[Stored entries]
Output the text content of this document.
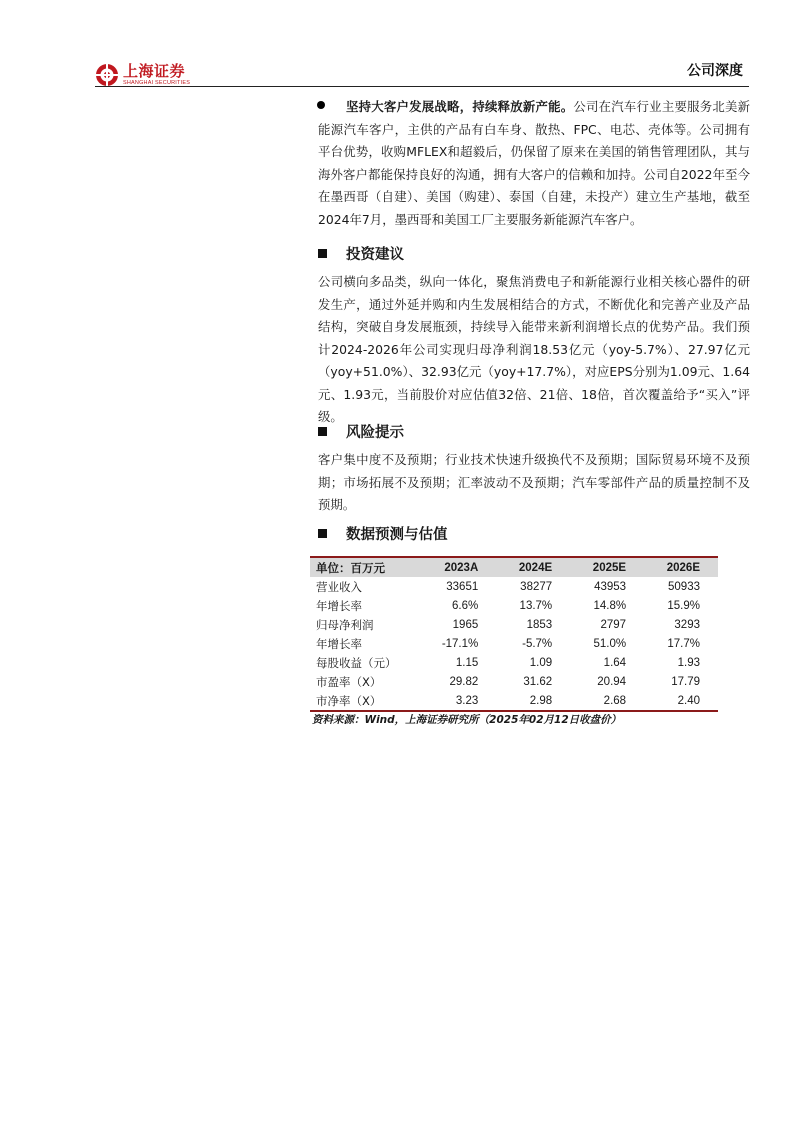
上海证券
SHANGHAI SECURITIES
公司深度

坚持大客户发展战略，持续释放新产能。公司在汽车行业主要服务北美新能源汽车客户，主供的产品有白车身、散热、FPC、电芯、壳体等。公司拥有平台优势，收购MFLEX和超毅后，仍保留了原来在美国的销售管理团队，其与海外客户都能保持良好的沟通，拥有大客户的信赖和加持。公司自2022年至今在墨西哥（自建）、美国（购建）、泰国（自建，未投产）建立生产基地，截至2024年7月，墨西哥和美国工厂主要服务新能源汽车客户。

投资建议

公司横向多品类，纵向一体化，聚焦消费电子和新能源行业相关核心器件的研发生产，通过外延并购和内生发展相结合的方式，不断优化和完善产业及产品结构，突破自身发展瓶颈，持续导入能带来新利润增长点的优势产品。我们预计2024-2026年公司实现归母净利润18.53亿元（yoy-5.7%）、27.97亿元（yoy+51.0%）、32.93亿元（yoy+17.7%），对应EPS分别为1.09元、1.64元、1.93元，当前股价对应估值32倍、21倍、18倍，首次覆盖给予“买入”评级。

风险提示

客户集中度不及预期；行业技术快速升级换代不及预期；国际贸易环境不及预期；市场拓展不及预期；汇率波动不及预期；汽车零部件产品的质量控制不及预期。

数据预测与估值
单位：百万元	2023A	2024E	2025E	2026E
营业收入	33651	38277	43953	50933
年增长率	6.6%	13.7%	14.8%	15.9%
归母净利润	1965	1853	2797	3293
年增长率	-17.1%	-5.7%	51.0%	17.7%
每股收益（元）	1.15	1.09	1.64	1.93
市盈率（X）	29.82	31.62	20.94	17.79
市净率（X）	3.23	2.98	2.68	2.40
资料来源：Wind，上海证券研究所（2025年02月12日收盘价）
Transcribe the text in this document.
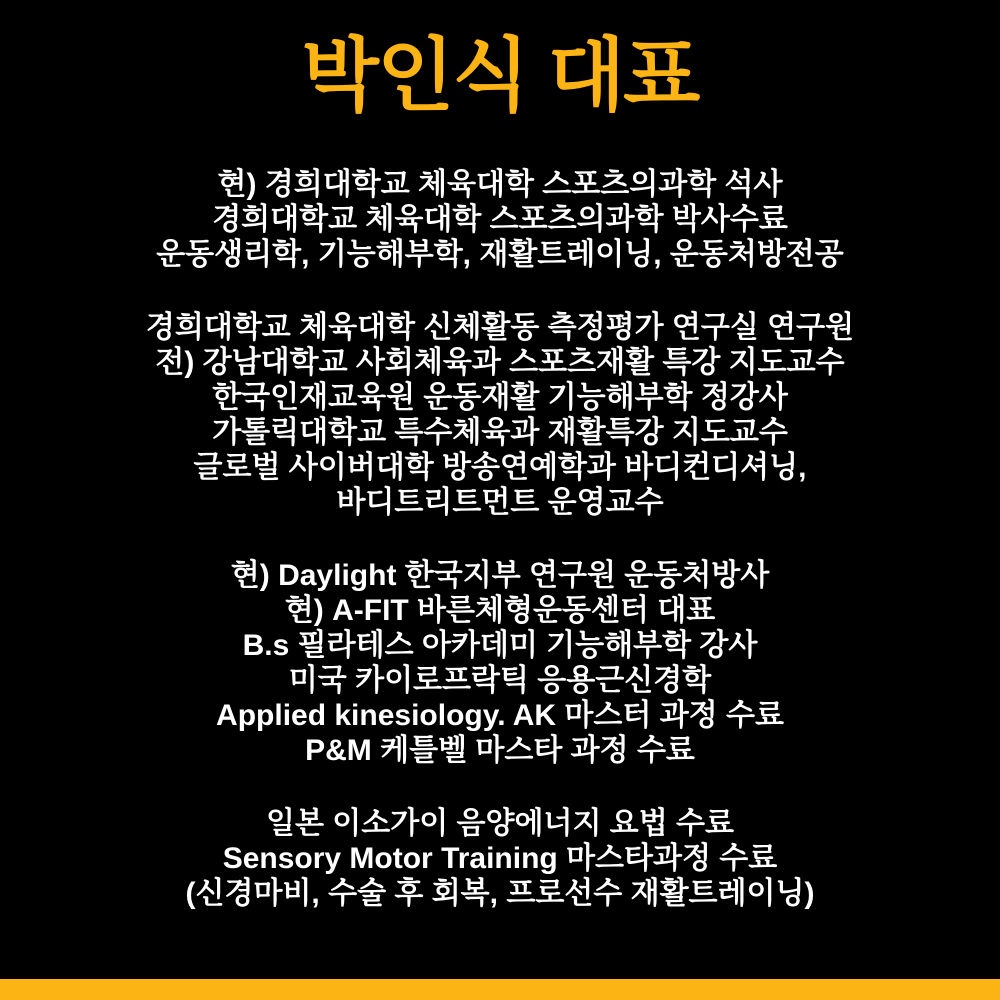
박인식 대표
현) 경희대학교 체육대학 스포츠의과학 석사
경희대학교 체육대학 스포츠의과학 박사수료
운동생리학, 기능해부학, 재활트레이닝, 운동처방전공
경희대학교 체육대학 신체활동 측정평가 연구실 연구원
전) 강남대학교 사회체육과 스포츠재활 특강 지도교수
한국인재교육원 운동재활 기능해부학 정강사
가톨릭대학교 특수체육과 재활특강 지도교수
글로벌 사이버대학 방송연예학과 바디컨디셔닝,
바디트리트먼트 운영교수
현) Daylight 한국지부 연구원 운동처방사
현) A-FIT 바른체형운동센터 대표
B.s 필라테스 아카데미 기능해부학 강사
미국 카이로프락틱 응용근신경학
Applied kinesiology. AK 마스터 과정 수료
P&M 케틀벨 마스타 과정 수료
일본 이소가이 음양에너지 요법 수료
Sensory Motor Training 마스타과정 수료
(신경마비, 수술 후 회복, 프로선수 재활트레이닝)
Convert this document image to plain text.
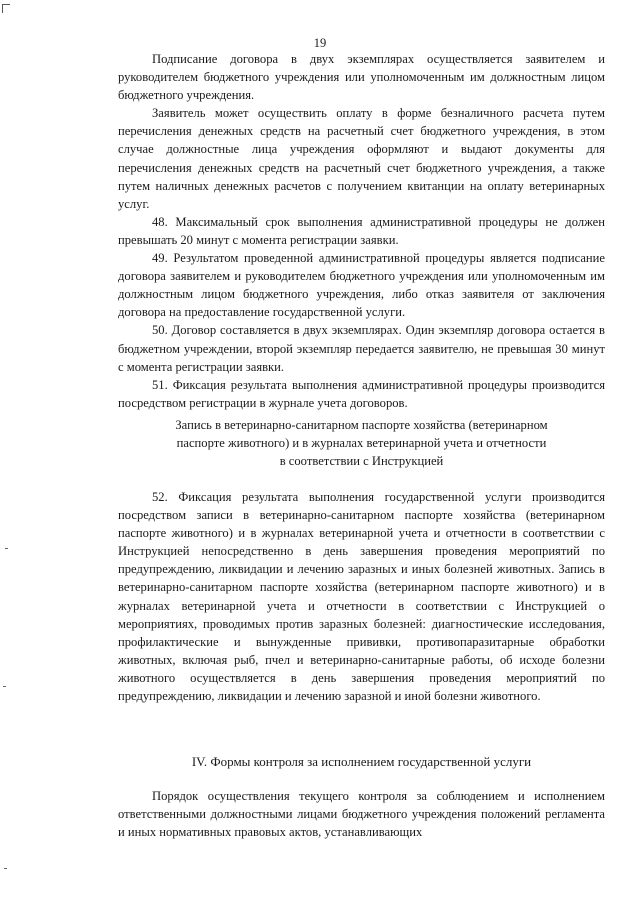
19

Подписание договора в двух экземплярах осуществляется заявителем и руководителем бюджетного учреждения или уполномоченным им должностным лицом бюджетного учреждения.

Заявитель может осуществить оплату в форме безналичного расчета путем перечисления денежных средств на расчетный счет бюджетного учреждения, в этом случае должностные лица учреждения оформляют и выдают документы для перечисления денежных средств на расчетный счет бюджетного учреждения, а также путем наличных денежных расчетов с получением квитанции на оплату ветеринарных услуг.

48. Максимальный срок выполнения административной процедуры не должен превышать 20 минут с момента регистрации заявки.

49. Результатом проведенной административной процедуры является подписание договора заявителем и руководителем бюджетного учреждения или уполномоченным им должностным лицом бюджетного учреждения, либо отказ заявителя от заключения договора на предоставление государственной услуги.

50. Договор составляется в двух экземплярах. Один экземпляр договора остается в бюджетном учреждении, второй экземпляр передается заявителю, не превышая 30 минут с момента регистрации заявки.

51. Фиксация результата выполнения административной процедуры производится посредством регистрации в журнале учета договоров.

Запись в ветеринарно-санитарном паспорте хозяйства (ветеринарном
паспорте животного) и в журналах ветеринарной учета и отчетности
в соответствии с Инструкцией

52. Фиксация результата выполнения государственной услуги производится посредством записи в ветеринарно-санитарном паспорте хозяйства (ветеринарном паспорте животного) и в журналах ветеринарной учета и отчетности в соответствии с Инструкцией непосредственно в день завершения проведения мероприятий по предупреждению, ликвидации и лечению заразных и иных болезней животных. Запись в ветеринарно-санитарном паспорте хозяйства (ветеринарном паспорте животного) и в журналах ветеринарной учета и отчетности в соответствии с Инструкцией о мероприятиях, проводимых против заразных болезней: диагностические исследования, профилактические и вынужденные прививки, противопаразитарные обработки животных, включая рыб, пчел и ветеринарно-санитарные работы, об исходе болезни животного осуществляется в день завершения проведения мероприятий по предупреждению, ликвидации и лечению заразной и иной болезни животного.

IV. Формы контроля за исполнением государственной услуги

Порядок осуществления текущего контроля за соблюдением и исполнением ответственными должностными лицами бюджетного учреждения положений регламента и иных нормативных правовых актов, устанавливающих
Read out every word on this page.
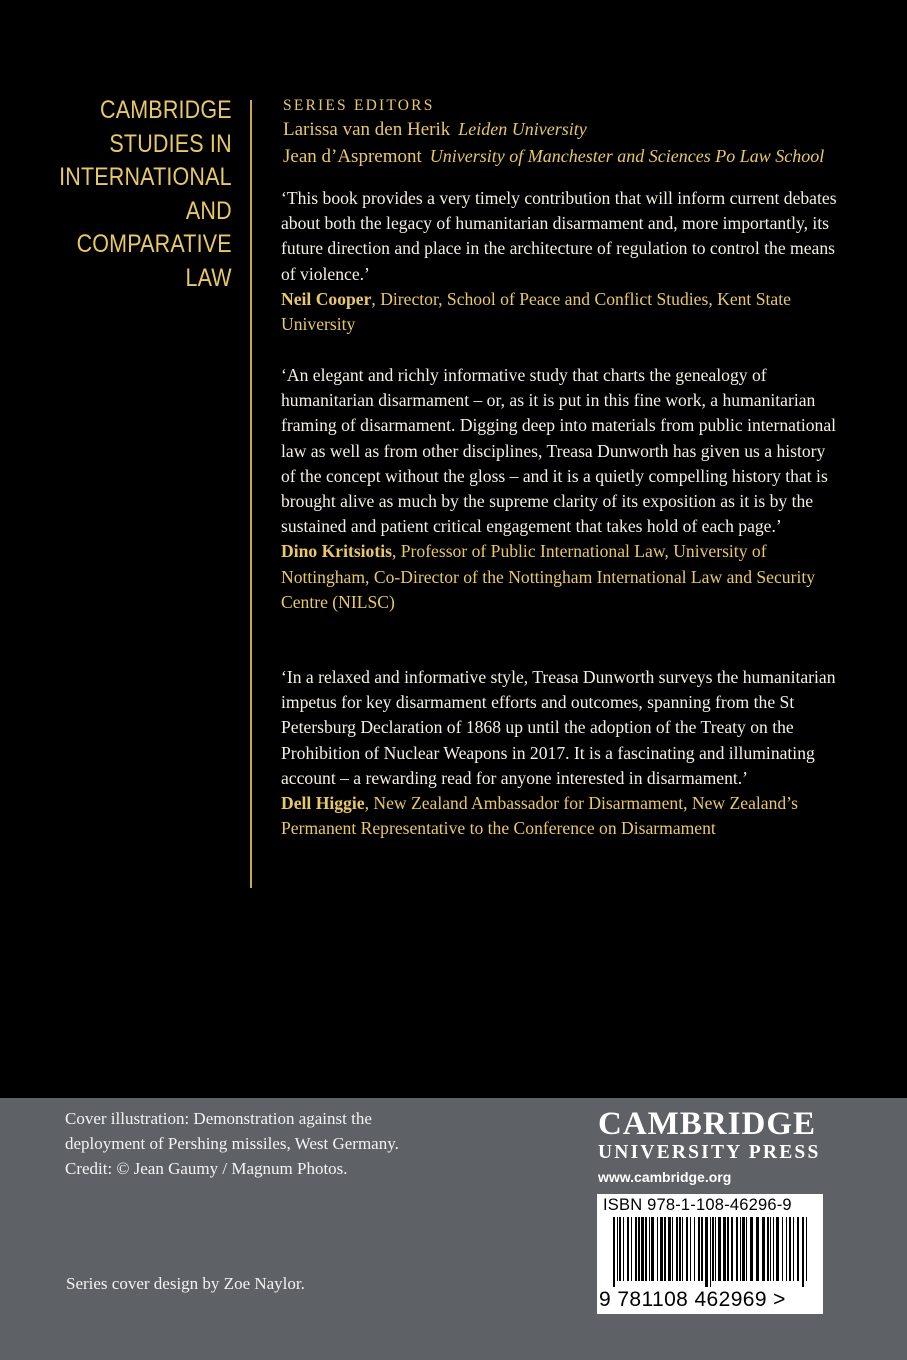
CAMBRIDGE
STUDIES IN
INTERNATIONAL
AND
COMPARATIVE
LAW
SERIES EDITORS
Larissa van den Herik Leiden University
Jean d’Aspremont University of Manchester and Sciences Po Law School
‘This book provides a very timely contribution that will inform current debates about both the legacy of humanitarian disarmament and, more importantly, its future direction and place in the architecture of regulation to control the means of violence.’
Neil Cooper, Director, School of Peace and Conflict Studies, Kent State University
‘An elegant and richly informative study that charts the genealogy of humanitarian disarmament – or, as it is put in this fine work, a humanitarian framing of disarmament. Digging deep into materials from public international law as well as from other disciplines, Treasa Dunworth has given us a history of the concept without the gloss – and it is a quietly compelling history that is brought alive as much by the supreme clarity of its exposition as it is by the sustained and patient critical engagement that takes hold of each page.’
Dino Kritsiotis, Professor of Public International Law, University of Nottingham, Co-Director of the Nottingham International Law and Security Centre (NILSC)
‘In a relaxed and informative style, Treasa Dunworth surveys the humanitarian impetus for key disarmament efforts and outcomes, spanning from the St Petersburg Declaration of 1868 up until the adoption of the Treaty on the Prohibition of Nuclear Weapons in 2017. It is a fascinating and illuminating account – a rewarding read for anyone interested in disarmament.’
Dell Higgie, New Zealand Ambassador for Disarmament, New Zealand’s Permanent Representative to the Conference on Disarmament
Cover illustration: Demonstration against the
deployment of Pershing missiles, West Germany.
Credit: © Jean Gaumy / Magnum Photos.
Series cover design by Zoe Naylor.
CAMBRIDGE
UNIVERSITY PRESS
www.cambridge.org
ISBN 978-1-108-46296-9
9 781108 462969 >
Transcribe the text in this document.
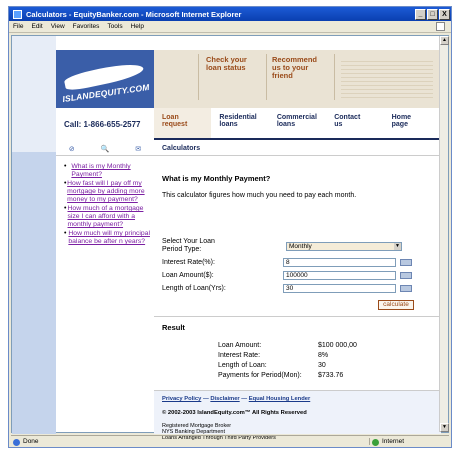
Calculators - EquityBanker.com - Microsoft Internet Explorer	_	□	X
File Edit View Favorites Tools Help
ISLANDEQUITY.COM
Check your
loan status
Recommend
us to your
friend
Call: 1-866-655-2577
Loan
request
Residential
loans
Commercial
loans
Contact
us
Home
page
⊘	🔍	✉	Calculators
• What is my Monthly Payment?
• How fast will I pay off my mortgage by adding more money to my payment?
• How much of a mortgage size I can afford with a monthly payment?
• How much will my principal balance be after n years?
What is my Monthly Payment?
This calculator figures how much you need to pay each month.
Select Your Loan
Period Type:	Monthly	▼
Interest Rate(%):	8
Loan Amount($):	100000
Length of Loan(Yrs):	30
calculate
Result
Loan Amount:	$100 000,00
Interest Rate:	8%
Length of Loan:	30
Payments for Period(Mon):	$733.76
Privacy Policy — Disclaimer — Equal Housing Lender
© 2002-2003 IslandEquity.com™ All Rights Reserved
Registered Mortgage Broker
NYS Banking Department
Loans Arranged Through Third Party Providers
▲
▼
Done	Internet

Exercise requirements: Where a line of the records above holds the word "услуги", copy that line.

Exercise solution:
49. Результатом проведенной административной процедуры является подписание договора заявителем и руководителем бюджетного учреждения или уполномоченным им должностным лицом бюджетного учреждения, либо отказ заявителя от заключения договора на предоставление государственной услуги.
52. Фиксация результата выполнения государственной услуги производится посредством записи в ветеринарно-санитарном паспорте хозяйства (ветеринарном паспорте животного) и в журналах ветеринарной учета и отчетности в соответствии с Инструкцией непосредственно в день завершения проведения мероприятий по предупреждению, ликвидации и лечению заразных и иных болезней животных. Запись в ветеринарно-санитарном паспорте хозяйства (ветеринарном паспорте животного) и в журналах ветеринарной учета и отчетности в соответствии с Инструкцией о мероприятиях, проводимых против заразных болезней: диагностические исследования, профилактические и вынужденные прививки, противопаразитарные обработки животных, включая рыб, пчел и ветеринарно-санитарные работы, об исходе болезни животного осуществляется в день завершения проведения мероприятий по предупреждению, ликвидации и лечению заразной и иной болезни животного.
IV. Формы контроля за исполнением государственной услуги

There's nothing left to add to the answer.